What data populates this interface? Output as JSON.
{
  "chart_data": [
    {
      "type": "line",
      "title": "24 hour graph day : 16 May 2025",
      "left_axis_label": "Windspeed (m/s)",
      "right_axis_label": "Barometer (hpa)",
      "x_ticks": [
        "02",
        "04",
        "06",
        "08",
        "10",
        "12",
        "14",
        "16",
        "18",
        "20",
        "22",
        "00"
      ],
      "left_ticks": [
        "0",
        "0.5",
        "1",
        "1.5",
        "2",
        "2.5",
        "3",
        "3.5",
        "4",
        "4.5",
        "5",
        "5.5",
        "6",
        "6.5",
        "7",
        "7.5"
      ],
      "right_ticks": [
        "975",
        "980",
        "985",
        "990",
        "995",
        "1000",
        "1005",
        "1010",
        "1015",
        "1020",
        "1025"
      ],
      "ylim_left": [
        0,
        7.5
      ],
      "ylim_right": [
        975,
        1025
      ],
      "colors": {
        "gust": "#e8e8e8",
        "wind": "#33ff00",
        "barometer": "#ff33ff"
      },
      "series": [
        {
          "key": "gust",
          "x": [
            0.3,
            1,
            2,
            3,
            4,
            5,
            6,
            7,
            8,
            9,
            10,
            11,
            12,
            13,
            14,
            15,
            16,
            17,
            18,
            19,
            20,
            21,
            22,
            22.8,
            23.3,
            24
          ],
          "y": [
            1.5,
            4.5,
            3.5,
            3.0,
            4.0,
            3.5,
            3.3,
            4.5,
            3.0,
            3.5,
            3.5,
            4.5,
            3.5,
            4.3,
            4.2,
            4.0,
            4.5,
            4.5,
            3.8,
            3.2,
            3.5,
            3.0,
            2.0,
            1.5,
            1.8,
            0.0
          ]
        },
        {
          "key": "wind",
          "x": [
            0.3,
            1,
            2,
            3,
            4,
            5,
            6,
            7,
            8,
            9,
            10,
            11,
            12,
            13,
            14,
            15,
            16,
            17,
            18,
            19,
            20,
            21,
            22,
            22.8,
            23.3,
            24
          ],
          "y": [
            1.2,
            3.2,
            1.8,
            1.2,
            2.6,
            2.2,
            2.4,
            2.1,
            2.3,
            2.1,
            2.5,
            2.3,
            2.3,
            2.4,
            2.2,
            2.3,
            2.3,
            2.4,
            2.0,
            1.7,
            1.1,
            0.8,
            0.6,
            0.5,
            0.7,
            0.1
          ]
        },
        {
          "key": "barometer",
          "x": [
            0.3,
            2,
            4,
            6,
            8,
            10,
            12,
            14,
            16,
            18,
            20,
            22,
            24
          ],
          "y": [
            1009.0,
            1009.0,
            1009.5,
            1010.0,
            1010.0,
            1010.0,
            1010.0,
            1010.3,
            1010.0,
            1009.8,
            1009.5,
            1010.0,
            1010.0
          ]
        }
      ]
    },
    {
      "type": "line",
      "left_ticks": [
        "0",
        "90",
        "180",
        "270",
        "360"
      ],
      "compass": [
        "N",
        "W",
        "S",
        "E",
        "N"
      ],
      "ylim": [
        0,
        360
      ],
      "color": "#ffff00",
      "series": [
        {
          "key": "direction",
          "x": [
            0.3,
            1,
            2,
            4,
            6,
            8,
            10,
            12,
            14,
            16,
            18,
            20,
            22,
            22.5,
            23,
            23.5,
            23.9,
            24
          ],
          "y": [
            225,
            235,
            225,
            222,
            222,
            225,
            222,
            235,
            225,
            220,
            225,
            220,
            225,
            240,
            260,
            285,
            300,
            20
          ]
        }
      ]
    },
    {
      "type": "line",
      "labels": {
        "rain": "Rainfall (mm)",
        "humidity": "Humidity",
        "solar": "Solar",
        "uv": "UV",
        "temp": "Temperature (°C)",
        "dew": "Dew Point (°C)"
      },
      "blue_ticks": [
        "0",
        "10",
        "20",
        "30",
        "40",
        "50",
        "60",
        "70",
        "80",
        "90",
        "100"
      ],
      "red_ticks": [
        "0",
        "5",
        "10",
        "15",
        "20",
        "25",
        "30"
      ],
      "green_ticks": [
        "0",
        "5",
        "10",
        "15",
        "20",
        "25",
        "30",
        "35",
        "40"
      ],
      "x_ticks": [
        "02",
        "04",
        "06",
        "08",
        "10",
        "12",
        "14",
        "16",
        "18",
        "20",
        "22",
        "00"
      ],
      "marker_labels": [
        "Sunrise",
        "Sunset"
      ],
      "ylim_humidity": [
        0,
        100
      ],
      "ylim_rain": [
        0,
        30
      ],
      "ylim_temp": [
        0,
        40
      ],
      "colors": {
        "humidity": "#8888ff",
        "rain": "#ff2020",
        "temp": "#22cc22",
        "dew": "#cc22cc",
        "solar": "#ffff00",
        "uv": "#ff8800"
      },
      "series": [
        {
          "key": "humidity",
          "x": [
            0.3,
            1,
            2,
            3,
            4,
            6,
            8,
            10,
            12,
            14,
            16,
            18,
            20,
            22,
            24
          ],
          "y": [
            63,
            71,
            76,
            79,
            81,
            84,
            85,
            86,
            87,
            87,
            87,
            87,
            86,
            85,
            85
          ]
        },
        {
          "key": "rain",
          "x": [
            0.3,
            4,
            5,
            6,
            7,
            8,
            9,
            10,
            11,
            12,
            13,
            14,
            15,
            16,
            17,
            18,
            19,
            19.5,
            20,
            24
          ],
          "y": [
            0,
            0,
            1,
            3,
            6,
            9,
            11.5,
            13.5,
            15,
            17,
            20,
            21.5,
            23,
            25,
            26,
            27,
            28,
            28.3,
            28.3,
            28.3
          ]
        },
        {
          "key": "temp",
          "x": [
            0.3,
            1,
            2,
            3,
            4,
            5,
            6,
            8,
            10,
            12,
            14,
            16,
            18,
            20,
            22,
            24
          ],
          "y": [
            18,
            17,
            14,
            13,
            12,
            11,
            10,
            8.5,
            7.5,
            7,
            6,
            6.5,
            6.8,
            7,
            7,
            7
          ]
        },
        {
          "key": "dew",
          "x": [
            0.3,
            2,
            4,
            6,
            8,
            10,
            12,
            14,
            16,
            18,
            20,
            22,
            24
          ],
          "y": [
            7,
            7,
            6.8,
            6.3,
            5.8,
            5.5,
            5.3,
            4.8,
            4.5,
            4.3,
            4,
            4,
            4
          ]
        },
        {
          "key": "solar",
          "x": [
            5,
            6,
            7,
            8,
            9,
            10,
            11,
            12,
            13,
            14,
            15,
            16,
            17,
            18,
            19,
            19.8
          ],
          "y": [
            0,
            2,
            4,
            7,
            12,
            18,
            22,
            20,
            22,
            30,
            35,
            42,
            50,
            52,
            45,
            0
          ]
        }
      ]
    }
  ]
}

::::::::

Aim:
Every entry must be retyped in full, exactly as given.

Worked answer:
What data populates this interface? Output as JSON.
{
  "chart_data": [
    {
      "type": "line",
      "title": "24 hour graph day : 16 May 2025",
      "left_axis_label": "Windspeed (m/s)",
      "right_axis_label": "Barometer (hpa)",
      "x_ticks": [
        "02",
        "04",
        "06",
        "08",
        "10",
        "12",
        "14",
        "16",
        "18",
        "20",
        "22",
        "00"
      ],
      "left_ticks": [
        "0",
        "0.5",
        "1",
        "1.5",
        "2",
        "2.5",
        "3",
        "3.5",
        "4",
        "4.5",
        "5",
        "5.5",
        "6",
        "6.5",
        "7",
        "7.5"
      ],
      "right_ticks": [
        "975",
        "980",
        "985",
        "990",
        "995",
        "1000",
        "1005",
        "1010",
        "1015",
        "1020",
        "1025"
      ],
      "ylim_left": [
        0,
        7.5
      ],
      "ylim_right": [
        975,
        1025
      ],
      "colors": {
        "gust": "#e8e8e8",
        "wind": "#33ff00",
        "barometer": "#ff33ff"
      },
      "series": [
        {
          "key": "gust",
          "x": [
            0.3,
            1,
            2,
            3,
            4,
            5,
            6,
            7,
            8,
            9,
            10,
            11,
            12,
            13,
            14,
            15,
            16,
            17,
            18,
            19,
            20,
            21,
            22,
            22.8,
            23.3,
            24
          ],
          "y": [
            1.5,
            4.5,
            3.5,
            3.0,
            4.0,
            3.5,
            3.3,
            4.5,
            3.0,
            3.5,
            3.5,
            4.5,
            3.5,
            4.3,
            4.2,
            4.0,
            4.5,
            4.5,
            3.8,
            3.2,
            3.5,
            3.0,
            2.0,
            1.5,
            1.8,
            0.0
          ]
        },
        {
          "key": "wind",
          "x": [
            0.3,
            1,
            2,
            3,
            4,
            5,
            6,
            7,
            8,
            9,
            10,
            11,
            12,
            13,
            14,
            15,
            16,
            17,
            18,
            19,
            20,
            21,
            22,
            22.8,
            23.3,
            24
          ],
          "y": [
            1.2,
            3.2,
            1.8,
            1.2,
            2.6,
            2.2,
            2.4,
            2.1,
            2.3,
            2.1,
            2.5,
            2.3,
            2.3,
            2.4,
            2.2,
            2.3,
            2.3,
            2.4,
            2.0,
            1.7,
            1.1,
            0.8,
            0.6,
            0.5,
            0.7,
            0.1
          ]
        },
        {
          "key": "barometer",
          "x": [
            0.3,
            2,
            4,
            6,
            8,
            10,
            12,
            14,
            16,
            18,
            20,
            22,
            24
          ],
          "y": [
            1009.0,
            1009.0,
            1009.5,
            1010.0,
            1010.0,
            1010.0,
            1010.0,
            1010.3,
            1010.0,
            1009.8,
            1009.5,
            1010.0,
            1010.0
          ]
        }
      ]
    },
    {
      "type": "line",
      "left_ticks": [
        "0",
        "90",
        "180",
        "270",
        "360"
      ],
      "compass": [
        "N",
        "W",
        "S",
        "E",
        "N"
      ],
      "ylim": [
        0,
        360
      ],
      "color": "#ffff00",
      "series": [
        {
          "key": "direction",
          "x": [
            0.3,
            1,
            2,
            4,
            6,
            8,
            10,
            12,
            14,
            16,
            18,
            20,
            22,
            22.5,
            23,
            23.5,
            23.9,
            24
          ],
          "y": [
            225,
            235,
            225,
            222,
            222,
            225,
            222,
            235,
            225,
            220,
            225,
            220,
            225,
            240,
            260,
            285,
            300,
            20
          ]
        }
      ]
    },
    {
      "type": "line",
      "labels": {
        "rain": "Rainfall (mm)",
        "humidity": "Humidity",
        "solar": "Solar",
        "uv": "UV",
        "temp": "Temperature (°C)",
        "dew": "Dew Point (°C)"
      },
      "blue_ticks": [
        "0",
        "10",
        "20",
        "30",
        "40",
        "50",
        "60",
        "70",
        "80",
        "90",
        "100"
      ],
      "red_ticks": [
        "0",
        "5",
        "10",
        "15",
        "20",
        "25",
        "30"
      ],
      "green_ticks": [
        "0",
        "5",
        "10",
        "15",
        "20",
        "25",
        "30",
        "35",
        "40"
      ],
      "x_ticks": [
        "02",
        "04",
        "06",
        "08",
        "10",
        "12",
        "14",
        "16",
        "18",
        "20",
        "22",
        "00"
      ],
      "marker_labels": [
        "Sunrise",
        "Sunset"
      ],
      "ylim_humidity": [
        0,
        100
      ],
      "ylim_rain": [
        0,
        30
      ],
      "ylim_temp": [
        0,
        40
      ],
      "colors": {
        "humidity": "#8888ff",
        "rain": "#ff2020",
        "temp": "#22cc22",
        "dew": "#cc22cc",
        "solar": "#ffff00",
        "uv": "#ff8800"
      },
      "series": [
        {
          "key": "humidity",
          "x": [
            0.3,
            1,
            2,
            3,
            4,
            6,
            8,
            10,
            12,
            14,
            16,
            18,
            20,
            22,
            24
          ],
          "y": [
            63,
            71,
            76,
            79,
            81,
            84,
            85,
            86,
            87,
            87,
            87,
            87,
            86,
            85,
            85
          ]
        },
        {
          "key": "rain",
          "x": [
            0.3,
            4,
            5,
            6,
            7,
            8,
            9,
            10,
            11,
            12,
            13,
            14,
            15,
            16,
            17,
            18,
            19,
            19.5,
            20,
            24
          ],
          "y": [
            0,
            0,
            1,
            3,
            6,
            9,
            11.5,
            13.5,
            15,
            17,
            20,
            21.5,
            23,
            25,
            26,
            27,
            28,
            28.3,
            28.3,
            28.3
          ]
        },
        {
          "key": "temp",
          "x": [
            0.3,
            1,
            2,
            3,
            4,
            5,
            6,
            8,
            10,
            12,
            14,
            16,
            18,
            20,
            22,
            24
          ],
          "y": [
            18,
            17,
            14,
            13,
            12,
            11,
            10,
            8.5,
            7.5,
            7,
            6,
            6.5,
            6.8,
            7,
            7,
            7
          ]
        },
        {
          "key": "dew",
          "x": [
            0.3,
            2,
            4,
            6,
            8,
            10,
            12,
            14,
            16,
            18,
            20,
            22,
            24
          ],
          "y": [
            7,
            7,
            6.8,
            6.3,
            5.8,
            5.5,
            5.3,
            4.8,
            4.5,
            4.3,
            4,
            4,
            4
          ]
        },
        {
          "key": "solar",
          "x": [
            5,
            6,
            7,
            8,
            9,
            10,
            11,
            12,
            13,
            14,
            15,
            16,
            17,
            18,
            19,
            19.8
          ],
          "y": [
            0,
            2,
            4,
            7,
            12,
            18,
            22,
            20,
            22,
            30,
            35,
            42,
            50,
            52,
            45,
            0
          ]
        }
      ]
    }
  ]
}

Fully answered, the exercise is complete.